**Required work:** Skip the pictures and extract all of the lines exactly as written.

A block of data:
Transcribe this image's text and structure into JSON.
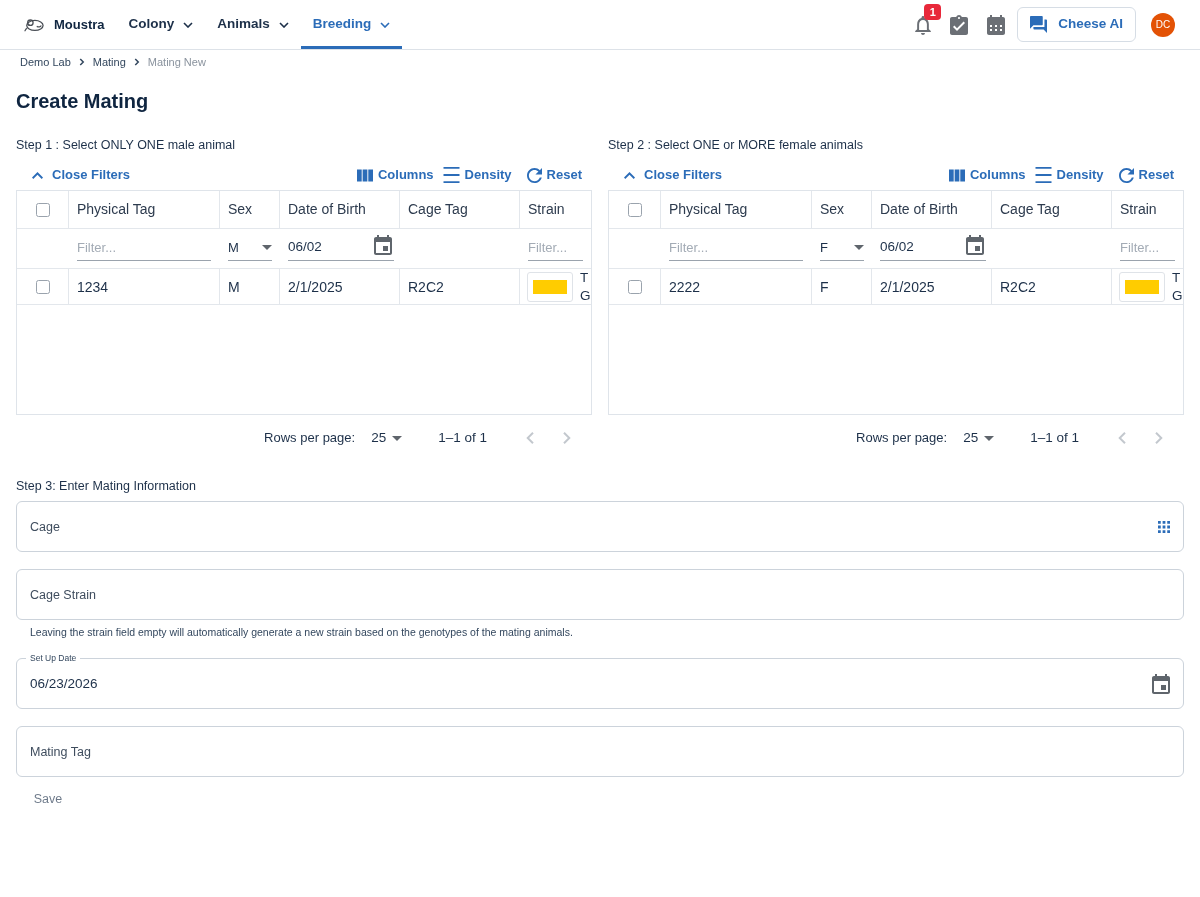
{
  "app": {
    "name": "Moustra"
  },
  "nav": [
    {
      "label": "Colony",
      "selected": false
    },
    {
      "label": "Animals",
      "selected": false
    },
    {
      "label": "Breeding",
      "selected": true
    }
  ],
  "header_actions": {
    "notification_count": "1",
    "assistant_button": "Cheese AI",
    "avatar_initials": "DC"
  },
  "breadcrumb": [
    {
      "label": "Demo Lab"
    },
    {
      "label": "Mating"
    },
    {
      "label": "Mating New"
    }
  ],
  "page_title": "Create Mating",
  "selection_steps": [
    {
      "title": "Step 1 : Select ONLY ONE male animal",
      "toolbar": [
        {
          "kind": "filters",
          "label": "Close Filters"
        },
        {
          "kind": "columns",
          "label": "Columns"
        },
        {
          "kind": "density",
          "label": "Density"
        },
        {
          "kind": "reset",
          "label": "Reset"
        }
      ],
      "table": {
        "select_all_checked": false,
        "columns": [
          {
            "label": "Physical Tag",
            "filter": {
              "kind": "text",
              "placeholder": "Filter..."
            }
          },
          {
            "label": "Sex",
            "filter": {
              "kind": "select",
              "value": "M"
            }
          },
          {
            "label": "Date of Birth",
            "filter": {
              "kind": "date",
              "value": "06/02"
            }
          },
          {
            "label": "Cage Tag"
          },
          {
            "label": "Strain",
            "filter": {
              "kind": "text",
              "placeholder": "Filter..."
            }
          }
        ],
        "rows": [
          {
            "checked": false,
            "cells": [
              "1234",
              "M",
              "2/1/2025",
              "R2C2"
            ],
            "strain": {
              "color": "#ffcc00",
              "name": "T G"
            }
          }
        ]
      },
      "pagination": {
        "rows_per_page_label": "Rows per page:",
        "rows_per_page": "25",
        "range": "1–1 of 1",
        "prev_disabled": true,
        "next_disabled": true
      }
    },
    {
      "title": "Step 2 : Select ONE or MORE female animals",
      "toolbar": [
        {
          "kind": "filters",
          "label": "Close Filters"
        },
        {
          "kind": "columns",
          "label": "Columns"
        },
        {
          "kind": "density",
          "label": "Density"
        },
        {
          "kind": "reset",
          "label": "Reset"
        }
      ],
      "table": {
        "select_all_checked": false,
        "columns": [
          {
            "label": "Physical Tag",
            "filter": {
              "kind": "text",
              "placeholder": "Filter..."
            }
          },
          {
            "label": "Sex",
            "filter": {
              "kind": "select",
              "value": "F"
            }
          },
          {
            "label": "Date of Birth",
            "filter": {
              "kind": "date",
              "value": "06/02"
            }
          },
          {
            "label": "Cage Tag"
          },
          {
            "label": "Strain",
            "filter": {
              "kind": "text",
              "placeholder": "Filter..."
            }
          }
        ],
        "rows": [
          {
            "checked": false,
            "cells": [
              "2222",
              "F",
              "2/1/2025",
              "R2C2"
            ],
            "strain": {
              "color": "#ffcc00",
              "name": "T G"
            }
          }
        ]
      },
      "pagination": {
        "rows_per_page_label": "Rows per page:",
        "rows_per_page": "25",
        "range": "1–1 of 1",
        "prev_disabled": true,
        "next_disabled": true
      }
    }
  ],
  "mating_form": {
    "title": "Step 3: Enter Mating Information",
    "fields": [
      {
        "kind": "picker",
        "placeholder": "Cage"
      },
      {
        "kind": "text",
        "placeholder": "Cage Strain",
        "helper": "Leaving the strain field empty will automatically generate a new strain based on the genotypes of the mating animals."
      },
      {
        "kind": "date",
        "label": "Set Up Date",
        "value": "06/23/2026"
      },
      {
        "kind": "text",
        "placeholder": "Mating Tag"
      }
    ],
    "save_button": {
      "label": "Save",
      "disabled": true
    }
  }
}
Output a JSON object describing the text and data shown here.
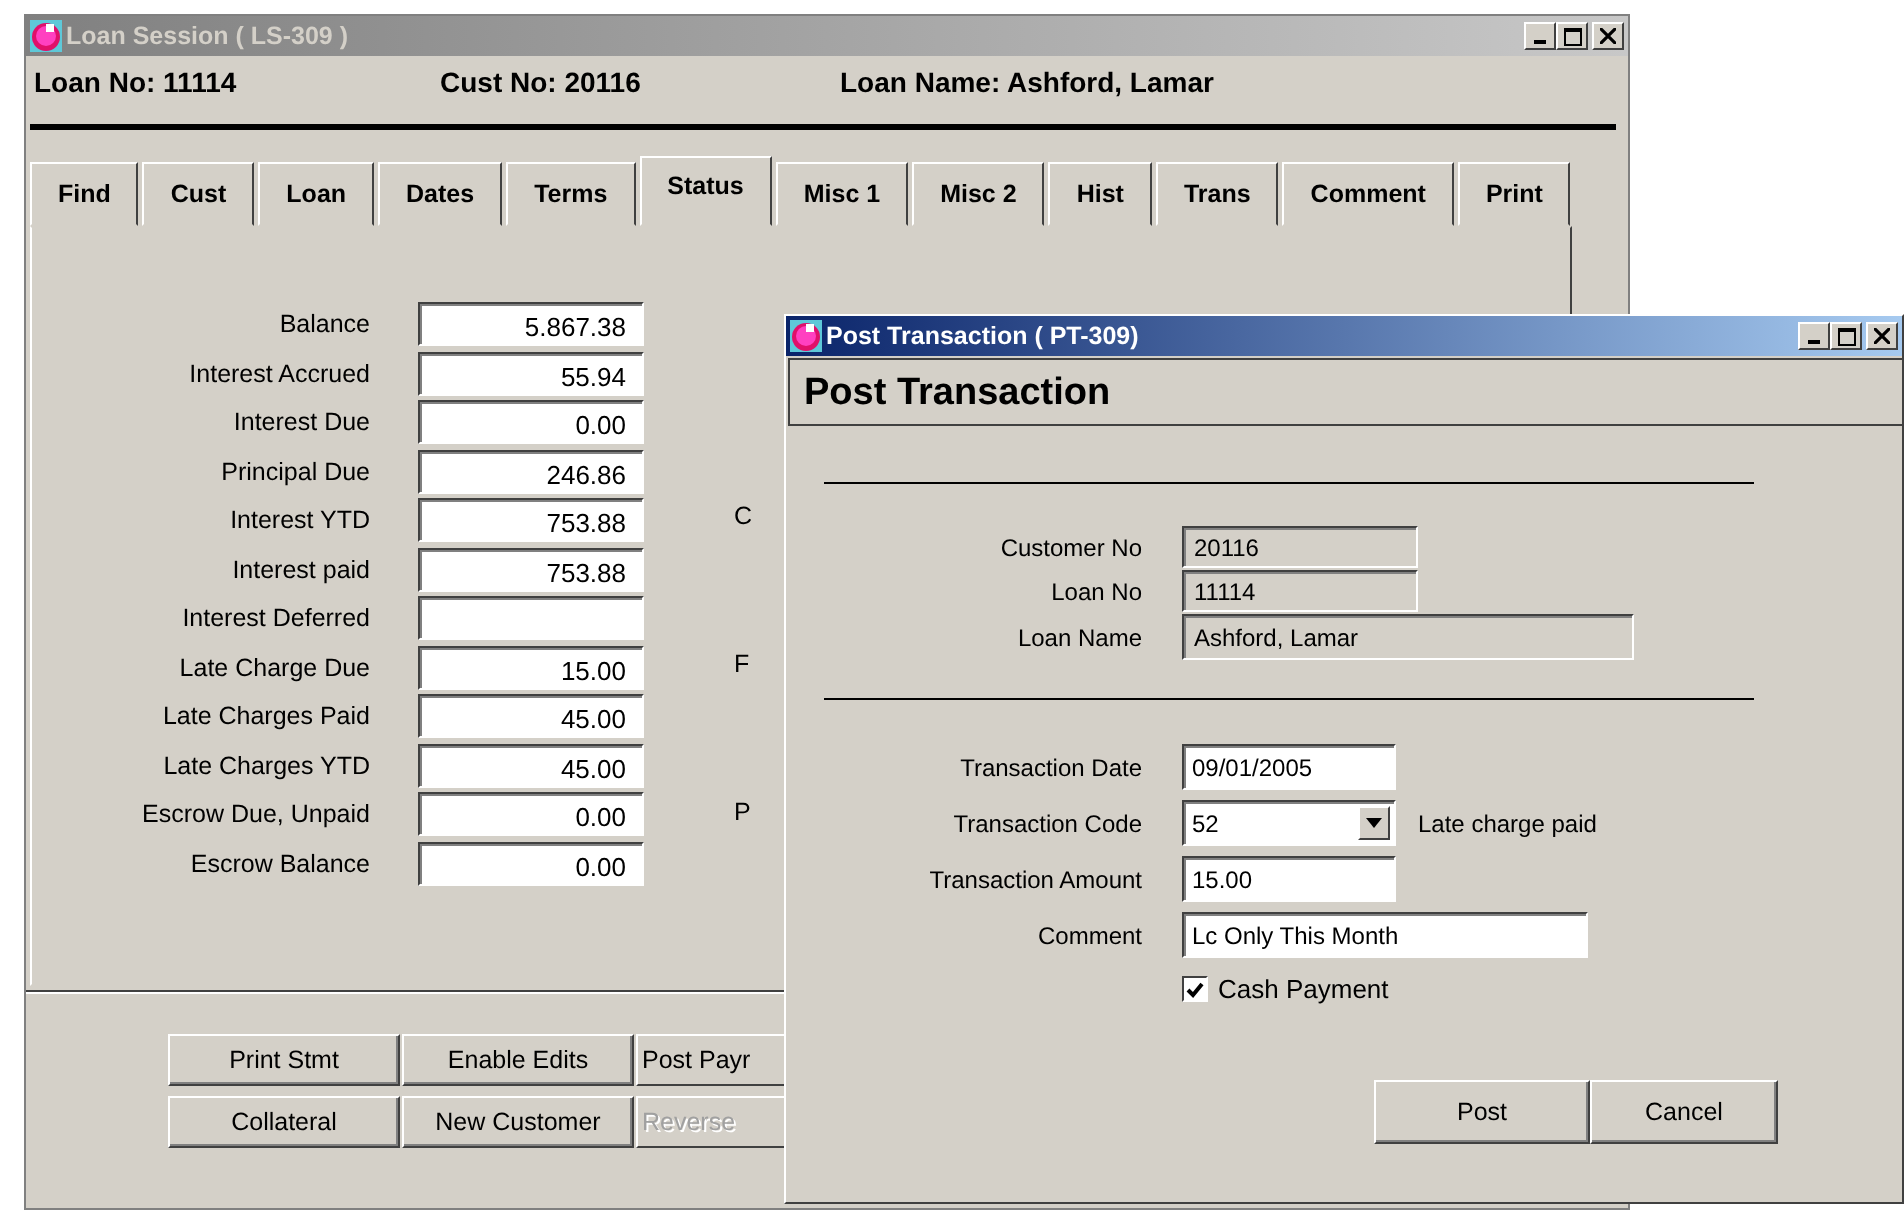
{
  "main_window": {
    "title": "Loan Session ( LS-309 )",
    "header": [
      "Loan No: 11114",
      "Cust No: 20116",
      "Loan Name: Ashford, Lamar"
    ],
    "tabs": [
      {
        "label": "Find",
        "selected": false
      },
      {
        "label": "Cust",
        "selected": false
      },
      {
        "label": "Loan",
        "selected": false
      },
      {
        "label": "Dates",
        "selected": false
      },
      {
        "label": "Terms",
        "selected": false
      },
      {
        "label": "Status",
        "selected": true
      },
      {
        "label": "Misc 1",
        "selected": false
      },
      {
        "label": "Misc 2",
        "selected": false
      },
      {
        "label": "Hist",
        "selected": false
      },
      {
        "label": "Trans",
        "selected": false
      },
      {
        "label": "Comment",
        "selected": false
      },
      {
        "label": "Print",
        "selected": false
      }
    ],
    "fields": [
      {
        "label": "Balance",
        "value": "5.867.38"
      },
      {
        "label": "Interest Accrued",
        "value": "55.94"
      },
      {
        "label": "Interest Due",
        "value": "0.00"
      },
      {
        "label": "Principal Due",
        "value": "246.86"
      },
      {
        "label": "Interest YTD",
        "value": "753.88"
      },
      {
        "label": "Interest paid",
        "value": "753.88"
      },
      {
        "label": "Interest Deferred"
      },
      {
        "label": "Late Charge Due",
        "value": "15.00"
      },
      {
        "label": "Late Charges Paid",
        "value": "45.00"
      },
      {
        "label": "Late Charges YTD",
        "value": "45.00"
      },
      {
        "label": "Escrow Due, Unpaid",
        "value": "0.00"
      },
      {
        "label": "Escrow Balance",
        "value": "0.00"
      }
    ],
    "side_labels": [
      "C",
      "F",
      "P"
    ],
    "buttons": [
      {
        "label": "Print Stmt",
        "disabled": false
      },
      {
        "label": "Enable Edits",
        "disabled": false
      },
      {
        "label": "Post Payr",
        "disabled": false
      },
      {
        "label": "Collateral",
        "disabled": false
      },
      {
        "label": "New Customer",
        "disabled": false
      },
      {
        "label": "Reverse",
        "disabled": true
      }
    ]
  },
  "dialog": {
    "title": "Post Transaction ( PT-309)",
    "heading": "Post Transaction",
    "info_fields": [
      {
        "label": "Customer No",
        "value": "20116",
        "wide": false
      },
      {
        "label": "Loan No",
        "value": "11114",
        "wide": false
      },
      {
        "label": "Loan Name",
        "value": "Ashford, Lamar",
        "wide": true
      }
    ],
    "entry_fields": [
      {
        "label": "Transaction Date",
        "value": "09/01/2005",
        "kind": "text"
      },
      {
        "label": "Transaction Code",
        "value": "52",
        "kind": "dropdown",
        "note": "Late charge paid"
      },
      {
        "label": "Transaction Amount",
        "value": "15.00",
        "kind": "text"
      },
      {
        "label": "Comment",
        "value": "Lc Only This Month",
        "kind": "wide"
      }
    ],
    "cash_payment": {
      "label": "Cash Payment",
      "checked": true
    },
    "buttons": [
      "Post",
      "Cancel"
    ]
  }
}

**Task answer:**
Transcribe this image's text and structure into JSON.
{
  "app": {
    "name": "Moustra"
  },
  "nav": [
    {
      "label": "Colony",
      "selected": false
    },
    {
      "label": "Animals",
      "selected": false
    },
    {
      "label": "Breeding",
      "selected": true
    }
  ],
  "header_actions": {
    "notification_count": "1",
    "assistant_button": "Cheese AI",
    "avatar_initials": "DC"
  },
  "breadcrumb": [
    {
      "label": "Demo Lab"
    },
    {
      "label": "Mating"
    },
    {
      "label": "Mating New"
    }
  ],
  "page_title": "Create Mating",
  "selection_steps": [
    {
      "title": "Step 1 : Select ONLY ONE male animal",
      "toolbar": [
        {
          "kind": "filters",
          "label": "Close Filters"
        },
        {
          "kind": "columns",
          "label": "Columns"
        },
        {
          "kind": "density",
          "label": "Density"
        },
        {
          "kind": "reset",
          "label": "Reset"
        }
      ],
      "table": {
        "select_all_checked": false,
        "columns": [
          {
            "label": "Physical Tag",
            "filter": {
              "kind": "text",
              "placeholder": "Filter..."
            }
          },
          {
            "label": "Sex",
            "filter": {
              "kind": "select",
              "value": "M"
            }
          },
          {
            "label": "Date of Birth",
            "filter": {
              "kind": "date",
              "value": "06/02"
            }
          },
          {
            "label": "Cage Tag"
          },
          {
            "label": "Strain",
            "filter": {
              "kind": "text",
              "placeholder": "Filter..."
            }
          }
        ],
        "rows": [
          {
            "checked": false,
            "cells": [
              "1234",
              "M",
              "2/1/2025",
              "R2C2"
            ],
            "strain": {
              "color": "#ffcc00",
              "name": "T G"
            }
          }
        ]
      },
      "pagination": {
        "rows_per_page_label": "Rows per page:",
        "rows_per_page": "25",
        "range": "1–1 of 1",
        "prev_disabled": true,
        "next_disabled": true
      }
    },
    {
      "title": "Step 2 : Select ONE or MORE female animals",
      "toolbar": [
        {
          "kind": "filters",
          "label": "Close Filters"
        },
        {
          "kind": "columns",
          "label": "Columns"
        },
        {
          "kind": "density",
          "label": "Density"
        },
        {
          "kind": "reset",
          "label": "Reset"
        }
      ],
      "table": {
        "select_all_checked": false,
        "columns": [
          {
            "label": "Physical Tag",
            "filter": {
              "kind": "text",
              "placeholder": "Filter..."
            }
          },
          {
            "label": "Sex",
            "filter": {
              "kind": "select",
              "value": "F"
            }
          },
          {
            "label": "Date of Birth",
            "filter": {
              "kind": "date",
              "value": "06/02"
            }
          },
          {
            "label": "Cage Tag"
          },
          {
            "label": "Strain",
            "filter": {
              "kind": "text",
              "placeholder": "Filter..."
            }
          }
        ],
        "rows": [
          {
            "checked": false,
            "cells": [
              "2222",
              "F",
              "2/1/2025",
              "R2C2"
            ],
            "strain": {
              "color": "#ffcc00",
              "name": "T G"
            }
          }
        ]
      },
      "pagination": {
        "rows_per_page_label": "Rows per page:",
        "rows_per_page": "25",
        "range": "1–1 of 1",
        "prev_disabled": true,
        "next_disabled": true
      }
    }
  ],
  "mating_form": {
    "title": "Step 3: Enter Mating Information",
    "fields": [
      {
        "kind": "picker",
        "placeholder": "Cage"
      },
      {
        "kind": "text",
        "placeholder": "Cage Strain",
        "helper": "Leaving the strain field empty will automatically generate a new strain based on the genotypes of the mating animals."
      },
      {
        "kind": "date",
        "label": "Set Up Date",
        "value": "06/23/2026"
      },
      {
        "kind": "text",
        "placeholder": "Mating Tag"
      }
    ],
    "save_button": {
      "label": "Save",
      "disabled": true
    }
  }
}
Output a JSON object describing the text and data shown here.
{
  "main_window": {
    "title": "Loan Session ( LS-309 )",
    "header": [
      "Loan No: 11114",
      "Cust No: 20116",
      "Loan Name: Ashford, Lamar"
    ],
    "tabs": [
      {
        "label": "Find",
        "selected": false
      },
      {
        "label": "Cust",
        "selected": false
      },
      {
        "label": "Loan",
        "selected": false
      },
      {
        "label": "Dates",
        "selected": false
      },
      {
        "label": "Terms",
        "selected": false
      },
      {
        "label": "Status",
        "selected": true
      },
      {
        "label": "Misc 1",
        "selected": false
      },
      {
        "label": "Misc 2",
        "selected": false
      },
      {
        "label": "Hist",
        "selected": false
      },
      {
        "label": "Trans",
        "selected": false
      },
      {
        "label": "Comment",
        "selected": false
      },
      {
        "label": "Print",
        "selected": false
      }
    ],
    "fields": [
      {
        "label": "Balance",
        "value": "5.867.38"
      },
      {
        "label": "Interest Accrued",
        "value": "55.94"
      },
      {
        "label": "Interest Due",
        "value": "0.00"
      },
      {
        "label": "Principal Due",
        "value": "246.86"
      },
      {
        "label": "Interest YTD",
        "value": "753.88"
      },
      {
        "label": "Interest paid",
        "value": "753.88"
      },
      {
        "label": "Interest Deferred"
      },
      {
        "label": "Late Charge Due",
        "value": "15.00"
      },
      {
        "label": "Late Charges Paid",
        "value": "45.00"
      },
      {
        "label": "Late Charges YTD",
        "value": "45.00"
      },
      {
        "label": "Escrow Due, Unpaid",
        "value": "0.00"
      },
      {
        "label": "Escrow Balance",
        "value": "0.00"
      }
    ],
    "side_labels": [
      "C",
      "F",
      "P"
    ],
    "buttons": [
      {
        "label": "Print Stmt",
        "disabled": false
      },
      {
        "label": "Enable Edits",
        "disabled": false
      },
      {
        "label": "Post Payr",
        "disabled": false
      },
      {
        "label": "Collateral",
        "disabled": false
      },
      {
        "label": "New Customer",
        "disabled": false
      },
      {
        "label": "Reverse",
        "disabled": true
      }
    ]
  },
  "dialog": {
    "title": "Post Transaction ( PT-309)",
    "heading": "Post Transaction",
    "info_fields": [
      {
        "label": "Customer No",
        "value": "20116",
        "wide": false
      },
      {
        "label": "Loan No",
        "value": "11114",
        "wide": false
      },
      {
        "label": "Loan Name",
        "value": "Ashford, Lamar",
        "wide": true
      }
    ],
    "entry_fields": [
      {
        "label": "Transaction Date",
        "value": "09/01/2005",
        "kind": "text"
      },
      {
        "label": "Transaction Code",
        "value": "52",
        "kind": "dropdown",
        "note": "Late charge paid"
      },
      {
        "label": "Transaction Amount",
        "value": "15.00",
        "kind": "text"
      },
      {
        "label": "Comment",
        "value": "Lc Only This Month",
        "kind": "wide"
      }
    ],
    "cash_payment": {
      "label": "Cash Payment",
      "checked": true
    },
    "buttons": [
      "Post",
      "Cancel"
    ]
  }
}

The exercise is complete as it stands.